* _WHAT YOU ARE ASKED TO DO_
Pick out each line in the records below that contains the string "読み取りと実行" and copy those lines in full. The match is case-sensitive.

--- START ---

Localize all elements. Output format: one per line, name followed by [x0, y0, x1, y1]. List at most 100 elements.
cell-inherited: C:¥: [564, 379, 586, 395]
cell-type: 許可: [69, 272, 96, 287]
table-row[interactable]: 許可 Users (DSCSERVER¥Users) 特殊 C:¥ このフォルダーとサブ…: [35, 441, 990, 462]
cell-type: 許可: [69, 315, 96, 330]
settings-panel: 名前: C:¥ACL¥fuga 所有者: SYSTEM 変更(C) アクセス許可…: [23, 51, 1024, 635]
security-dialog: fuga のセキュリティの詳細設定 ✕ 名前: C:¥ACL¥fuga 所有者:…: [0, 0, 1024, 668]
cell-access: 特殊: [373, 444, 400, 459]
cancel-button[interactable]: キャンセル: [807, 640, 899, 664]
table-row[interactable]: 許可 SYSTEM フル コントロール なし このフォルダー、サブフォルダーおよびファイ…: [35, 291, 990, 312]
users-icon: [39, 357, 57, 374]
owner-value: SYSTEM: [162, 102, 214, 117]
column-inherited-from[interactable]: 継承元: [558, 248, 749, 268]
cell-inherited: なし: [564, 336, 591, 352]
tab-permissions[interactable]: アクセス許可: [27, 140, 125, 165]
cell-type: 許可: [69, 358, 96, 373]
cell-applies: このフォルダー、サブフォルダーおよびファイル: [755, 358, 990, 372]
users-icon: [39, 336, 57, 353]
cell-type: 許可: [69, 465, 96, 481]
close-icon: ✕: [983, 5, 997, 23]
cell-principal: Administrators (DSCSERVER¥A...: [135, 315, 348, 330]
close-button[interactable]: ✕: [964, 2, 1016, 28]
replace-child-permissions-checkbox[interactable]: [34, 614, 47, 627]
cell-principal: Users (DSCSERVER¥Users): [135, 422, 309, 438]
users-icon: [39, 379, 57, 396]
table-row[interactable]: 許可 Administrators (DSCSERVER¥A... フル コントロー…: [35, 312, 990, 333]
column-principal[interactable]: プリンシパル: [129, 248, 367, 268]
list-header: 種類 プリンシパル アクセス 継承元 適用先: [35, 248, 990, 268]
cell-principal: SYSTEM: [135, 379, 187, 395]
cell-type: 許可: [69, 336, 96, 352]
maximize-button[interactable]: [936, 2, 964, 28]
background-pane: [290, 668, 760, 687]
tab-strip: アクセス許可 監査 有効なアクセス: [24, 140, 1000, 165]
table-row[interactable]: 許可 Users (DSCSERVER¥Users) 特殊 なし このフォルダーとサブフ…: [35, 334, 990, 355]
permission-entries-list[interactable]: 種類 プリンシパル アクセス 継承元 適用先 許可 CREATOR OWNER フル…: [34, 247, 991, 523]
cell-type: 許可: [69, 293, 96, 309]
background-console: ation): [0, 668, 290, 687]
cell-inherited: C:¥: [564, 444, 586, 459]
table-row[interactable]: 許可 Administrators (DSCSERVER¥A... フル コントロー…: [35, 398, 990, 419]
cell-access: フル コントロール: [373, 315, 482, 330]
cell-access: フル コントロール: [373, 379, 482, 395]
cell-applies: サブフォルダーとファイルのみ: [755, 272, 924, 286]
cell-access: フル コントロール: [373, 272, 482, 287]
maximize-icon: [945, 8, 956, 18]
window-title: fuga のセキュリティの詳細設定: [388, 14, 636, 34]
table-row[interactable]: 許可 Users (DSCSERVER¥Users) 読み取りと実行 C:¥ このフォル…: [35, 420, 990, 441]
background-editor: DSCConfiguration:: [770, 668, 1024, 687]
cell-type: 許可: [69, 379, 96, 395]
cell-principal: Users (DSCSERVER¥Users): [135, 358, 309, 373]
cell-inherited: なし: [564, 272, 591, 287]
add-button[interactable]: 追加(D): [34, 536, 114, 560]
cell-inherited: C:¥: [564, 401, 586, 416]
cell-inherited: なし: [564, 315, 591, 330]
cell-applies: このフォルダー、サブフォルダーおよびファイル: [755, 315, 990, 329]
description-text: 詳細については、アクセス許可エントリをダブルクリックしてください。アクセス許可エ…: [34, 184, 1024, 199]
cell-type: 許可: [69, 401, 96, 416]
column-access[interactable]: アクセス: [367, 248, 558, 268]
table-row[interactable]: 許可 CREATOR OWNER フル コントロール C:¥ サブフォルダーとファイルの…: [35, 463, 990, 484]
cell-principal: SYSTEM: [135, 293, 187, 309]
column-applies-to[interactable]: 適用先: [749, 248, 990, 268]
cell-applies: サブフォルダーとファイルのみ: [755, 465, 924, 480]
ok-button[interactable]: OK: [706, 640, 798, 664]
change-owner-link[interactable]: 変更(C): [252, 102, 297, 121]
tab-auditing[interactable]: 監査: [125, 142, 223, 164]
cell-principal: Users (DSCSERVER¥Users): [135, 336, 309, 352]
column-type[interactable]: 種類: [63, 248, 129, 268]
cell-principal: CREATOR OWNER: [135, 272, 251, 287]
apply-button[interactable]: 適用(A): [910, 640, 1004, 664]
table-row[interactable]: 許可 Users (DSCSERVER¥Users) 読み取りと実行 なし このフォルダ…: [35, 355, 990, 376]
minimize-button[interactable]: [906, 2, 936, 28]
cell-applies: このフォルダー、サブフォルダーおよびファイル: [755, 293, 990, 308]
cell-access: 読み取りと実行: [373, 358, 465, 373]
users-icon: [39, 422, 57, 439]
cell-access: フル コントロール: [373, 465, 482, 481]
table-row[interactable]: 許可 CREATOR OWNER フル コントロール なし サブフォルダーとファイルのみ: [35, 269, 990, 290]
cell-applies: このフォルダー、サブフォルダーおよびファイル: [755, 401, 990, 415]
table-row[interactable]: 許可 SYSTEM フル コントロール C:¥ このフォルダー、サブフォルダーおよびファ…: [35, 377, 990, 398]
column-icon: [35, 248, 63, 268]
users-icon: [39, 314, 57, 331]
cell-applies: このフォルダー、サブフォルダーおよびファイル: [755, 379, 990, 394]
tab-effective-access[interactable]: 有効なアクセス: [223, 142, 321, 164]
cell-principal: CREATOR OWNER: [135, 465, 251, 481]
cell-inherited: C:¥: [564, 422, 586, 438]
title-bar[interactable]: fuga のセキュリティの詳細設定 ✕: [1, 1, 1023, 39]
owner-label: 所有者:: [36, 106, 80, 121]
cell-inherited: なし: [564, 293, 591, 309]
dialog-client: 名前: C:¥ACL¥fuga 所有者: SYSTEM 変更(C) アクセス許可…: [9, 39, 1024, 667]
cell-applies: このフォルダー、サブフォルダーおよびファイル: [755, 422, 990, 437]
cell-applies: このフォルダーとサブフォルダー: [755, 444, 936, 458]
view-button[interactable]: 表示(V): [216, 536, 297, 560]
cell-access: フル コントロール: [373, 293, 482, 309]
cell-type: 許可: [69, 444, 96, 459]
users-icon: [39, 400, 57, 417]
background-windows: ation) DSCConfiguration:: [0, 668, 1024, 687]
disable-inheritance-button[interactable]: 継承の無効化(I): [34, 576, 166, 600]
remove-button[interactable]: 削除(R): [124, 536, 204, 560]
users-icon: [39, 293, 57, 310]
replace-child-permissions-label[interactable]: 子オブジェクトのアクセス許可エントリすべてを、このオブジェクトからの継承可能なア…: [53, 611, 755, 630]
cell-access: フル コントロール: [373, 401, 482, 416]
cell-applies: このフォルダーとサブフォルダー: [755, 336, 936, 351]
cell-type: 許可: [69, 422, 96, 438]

--- END ---

* _FULL OUTPUT_
table-row[interactable]: 許可 Users (DSCSERVER¥Users) 読み取りと実行 C:¥ このフォル…: [35, 420, 990, 441]
table-row[interactable]: 許可 Users (DSCSERVER¥Users) 読み取りと実行 なし このフォルダ…: [35, 355, 990, 376]
cell-access: 読み取りと実行: [373, 358, 465, 373]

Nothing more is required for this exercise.